▸ TASK BRIEF
Compile every line that includes the word "para".

▸ EXTRACTED ENTRIES
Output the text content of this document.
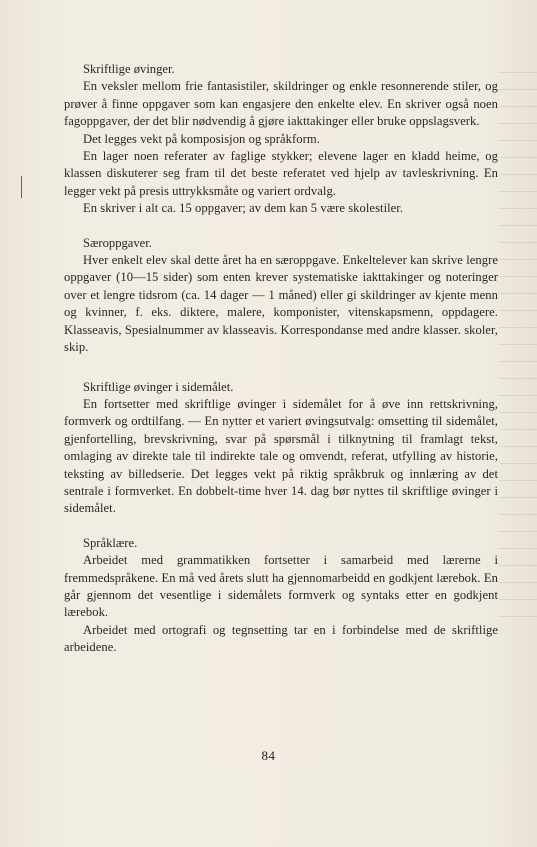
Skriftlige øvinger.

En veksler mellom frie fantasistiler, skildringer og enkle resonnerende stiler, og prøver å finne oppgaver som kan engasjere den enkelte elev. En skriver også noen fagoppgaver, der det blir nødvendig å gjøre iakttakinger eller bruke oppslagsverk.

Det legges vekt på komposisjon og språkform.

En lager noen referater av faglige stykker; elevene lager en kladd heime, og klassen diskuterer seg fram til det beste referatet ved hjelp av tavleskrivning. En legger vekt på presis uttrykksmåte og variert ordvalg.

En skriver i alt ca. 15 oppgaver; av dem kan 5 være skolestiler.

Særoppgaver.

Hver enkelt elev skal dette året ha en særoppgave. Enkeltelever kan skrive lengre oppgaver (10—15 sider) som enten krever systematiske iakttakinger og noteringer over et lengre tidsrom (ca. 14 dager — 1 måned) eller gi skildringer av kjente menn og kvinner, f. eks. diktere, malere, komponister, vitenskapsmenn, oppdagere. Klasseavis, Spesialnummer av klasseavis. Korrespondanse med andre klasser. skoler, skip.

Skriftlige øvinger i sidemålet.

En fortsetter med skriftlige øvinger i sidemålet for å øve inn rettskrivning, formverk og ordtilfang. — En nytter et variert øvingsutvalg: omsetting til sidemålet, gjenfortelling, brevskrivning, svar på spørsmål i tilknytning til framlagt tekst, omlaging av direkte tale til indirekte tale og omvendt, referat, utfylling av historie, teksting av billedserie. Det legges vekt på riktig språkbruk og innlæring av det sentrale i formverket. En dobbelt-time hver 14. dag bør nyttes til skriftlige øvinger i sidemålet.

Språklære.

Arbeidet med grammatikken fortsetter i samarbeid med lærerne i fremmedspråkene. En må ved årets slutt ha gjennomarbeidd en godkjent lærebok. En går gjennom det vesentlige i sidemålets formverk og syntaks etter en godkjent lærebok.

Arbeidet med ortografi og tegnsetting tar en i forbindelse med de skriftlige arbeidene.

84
* * *
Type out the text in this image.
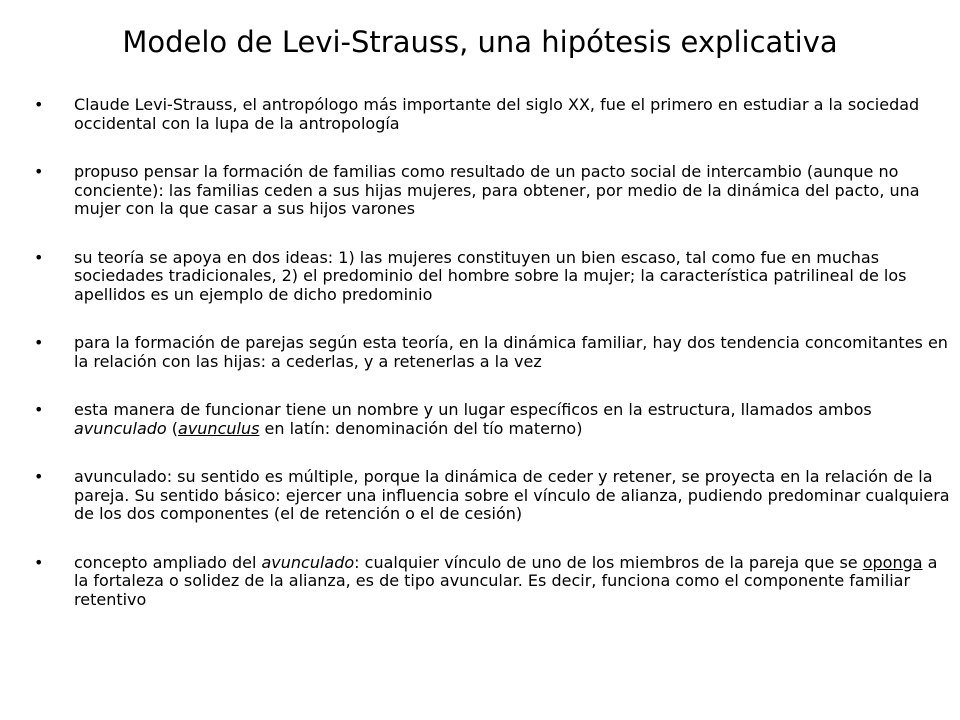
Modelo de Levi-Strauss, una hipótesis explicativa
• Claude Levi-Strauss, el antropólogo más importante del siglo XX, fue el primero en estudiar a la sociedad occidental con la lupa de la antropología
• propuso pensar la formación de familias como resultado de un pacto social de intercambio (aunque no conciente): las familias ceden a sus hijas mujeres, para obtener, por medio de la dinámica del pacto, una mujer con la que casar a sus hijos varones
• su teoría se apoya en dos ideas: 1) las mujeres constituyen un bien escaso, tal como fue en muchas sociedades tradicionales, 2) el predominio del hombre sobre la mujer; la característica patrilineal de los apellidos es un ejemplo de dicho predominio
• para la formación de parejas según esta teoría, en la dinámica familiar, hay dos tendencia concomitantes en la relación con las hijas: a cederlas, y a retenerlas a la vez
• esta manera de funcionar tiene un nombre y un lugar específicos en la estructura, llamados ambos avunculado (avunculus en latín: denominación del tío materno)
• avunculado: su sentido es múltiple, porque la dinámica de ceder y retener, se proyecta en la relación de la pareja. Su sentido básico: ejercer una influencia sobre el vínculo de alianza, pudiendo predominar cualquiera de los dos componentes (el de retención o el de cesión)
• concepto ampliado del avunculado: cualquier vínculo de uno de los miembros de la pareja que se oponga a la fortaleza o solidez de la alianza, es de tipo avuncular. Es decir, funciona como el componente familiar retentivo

▸ RESULT
• propuso pensar la formación de familias como resultado de un pacto social de intercambio (aunque no conciente): las familias ceden a sus hijas mujeres, para obtener, por medio de la dinámica del pacto, una mujer con la que casar a sus hijos varones
• para la formación de parejas según esta teoría, en la dinámica familiar, hay dos tendencia concomitantes en la relación con las hijas: a cederlas, y a retenerlas a la vez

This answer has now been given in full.